(Dataset entries)
::::::::
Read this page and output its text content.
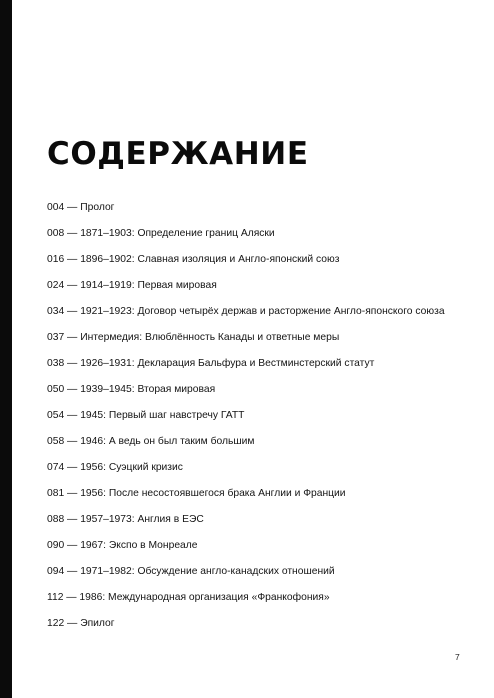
СОДЕРЖАНИЕ
004 — Пролог
008 — 1871–1903: Определение границ Аляски
016 — 1896–1902: Славная изоляция и Англо-японский союз
024 — 1914–1919: Первая мировая
034 — 1921–1923: Договор четырёх держав и расторжение Англо-японского союза
037 — Интермедия: Влюблённость Канады и ответные меры
038 — 1926–1931: Декларация Бальфура и Вестминстерский статут
050 — 1939–1945: Вторая мировая
054 — 1945: Первый шаг навстречу ГАТТ
058 — 1946: А ведь он был таким большим
074 — 1956: Суэцкий кризис
081 — 1956: После несостоявшегося брака Англии и Франции
088 — 1957–1973: Англия в ЕЭС
090 — 1967: Экспо в Монреале
094 — 1971–1982: Обсуждение англо-канадских отношений
112 — 1986: Международная организация «Франкофония»
122 — Эпилог
7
::::::::
### Exercise
What number of lines in the records contain the word "мировая"? Answer with that number alone.

### Task result
2